• [Goal of the exercise]
Each line of the material must be repeated precisely, with the pictures left out.

* * *

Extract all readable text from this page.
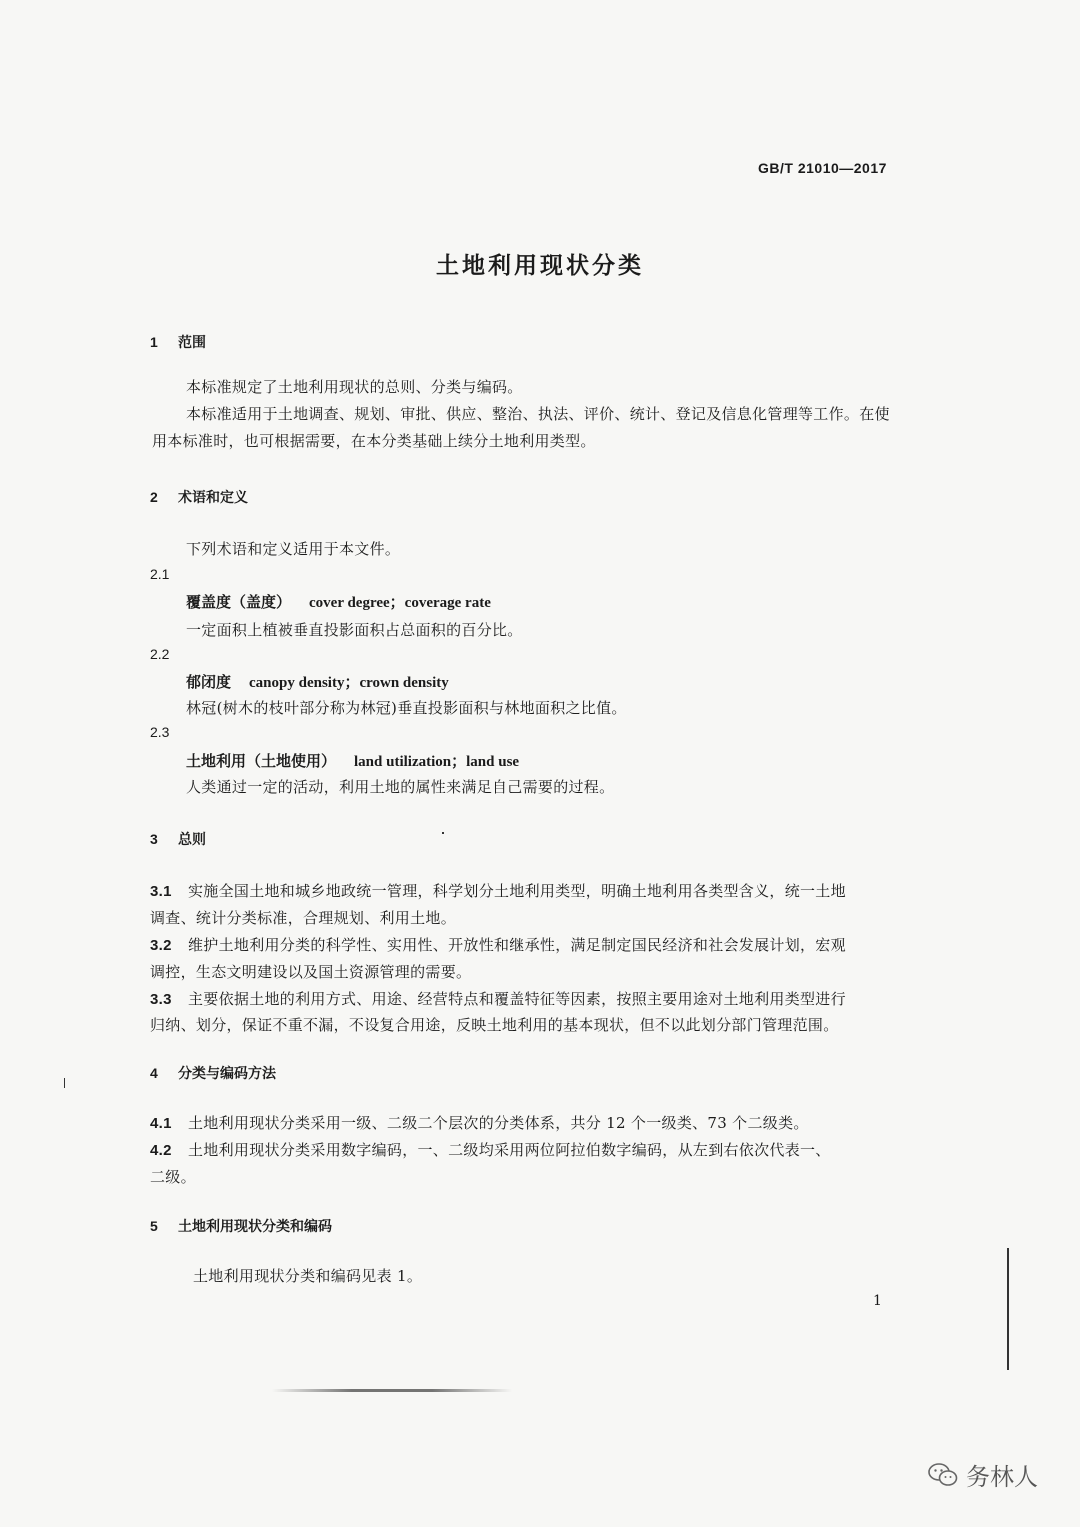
GB/T 21010—2017
土地利用现状分类
1 范围
本标准规定了土地利用现状的总则、分类与编码。
本标准适用于土地调查、规划、审批、供应、整治、执法、评价、统计、登记及信息化管理等工作。在使
用本标准时，也可根据需要，在本分类基础上续分土地利用类型。
2 术语和定义
下列术语和定义适用于本文件。
2.1
覆盖度（盖度） cover degree；coverage rate
一定面积上植被垂直投影面积占总面积的百分比。
2.2
郁闭度 canopy density；crown density
林冠(树木的枝叶部分称为林冠)垂直投影面积与林地面积之比值。
2.3
土地利用（土地使用） land utilization；land use
人类通过一定的活动，利用土地的属性来满足自己需要的过程。
3 总则
3.1 实施全国土地和城乡地政统一管理，科学划分土地利用类型，明确土地利用各类型含义，统一土地
调查、统计分类标准，合理规划、利用土地。
3.2 维护土地利用分类的科学性、实用性、开放性和继承性，满足制定国民经济和社会发展计划，宏观
调控，生态文明建设以及国土资源管理的需要。
3.3 主要依据土地的利用方式、用途、经营特点和覆盖特征等因素，按照主要用途对土地利用类型进行
归纳、划分，保证不重不漏，不设复合用途，反映土地利用的基本现状，但不以此划分部门管理范围。
4 分类与编码方法
4.1 土地利用现状分类采用一级、二级二个层次的分类体系，共分 12 个一级类、73 个二级类。
4.2 土地利用现状分类采用数字编码，一、二级均采用两位阿拉伯数字编码，从左到右依次代表一、
二级。
5 土地利用现状分类和编码
土地利用现状分类和编码见表 1。
1
务林人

* * *

• [Written response]
Extract all readable text from this page.
GB/T 21010—2017
土地利用现状分类
1 范围
本标准规定了土地利用现状的总则、分类与编码。
本标准适用于土地调查、规划、审批、供应、整治、执法、评价、统计、登记及信息化管理等工作。在使
用本标准时，也可根据需要，在本分类基础上续分土地利用类型。
2 术语和定义
下列术语和定义适用于本文件。
2.1
覆盖度（盖度） cover degree；coverage rate
一定面积上植被垂直投影面积占总面积的百分比。
2.2
郁闭度 canopy density；crown density
林冠(树木的枝叶部分称为林冠)垂直投影面积与林地面积之比值。
2.3
土地利用（土地使用） land utilization；land use
人类通过一定的活动，利用土地的属性来满足自己需要的过程。
3 总则
3.1 实施全国土地和城乡地政统一管理，科学划分土地利用类型，明确土地利用各类型含义，统一土地
调查、统计分类标准，合理规划、利用土地。
3.2 维护土地利用分类的科学性、实用性、开放性和继承性，满足制定国民经济和社会发展计划，宏观
调控，生态文明建设以及国土资源管理的需要。
3.3 主要依据土地的利用方式、用途、经营特点和覆盖特征等因素，按照主要用途对土地利用类型进行
归纳、划分，保证不重不漏，不设复合用途，反映土地利用的基本现状，但不以此划分部门管理范围。
4 分类与编码方法
4.1 土地利用现状分类采用一级、二级二个层次的分类体系，共分 12 个一级类、73 个二级类。
4.2 土地利用现状分类采用数字编码，一、二级均采用两位阿拉伯数字编码，从左到右依次代表一、
二级。
5 土地利用现状分类和编码
土地利用现状分类和编码见表 1。
1
务林人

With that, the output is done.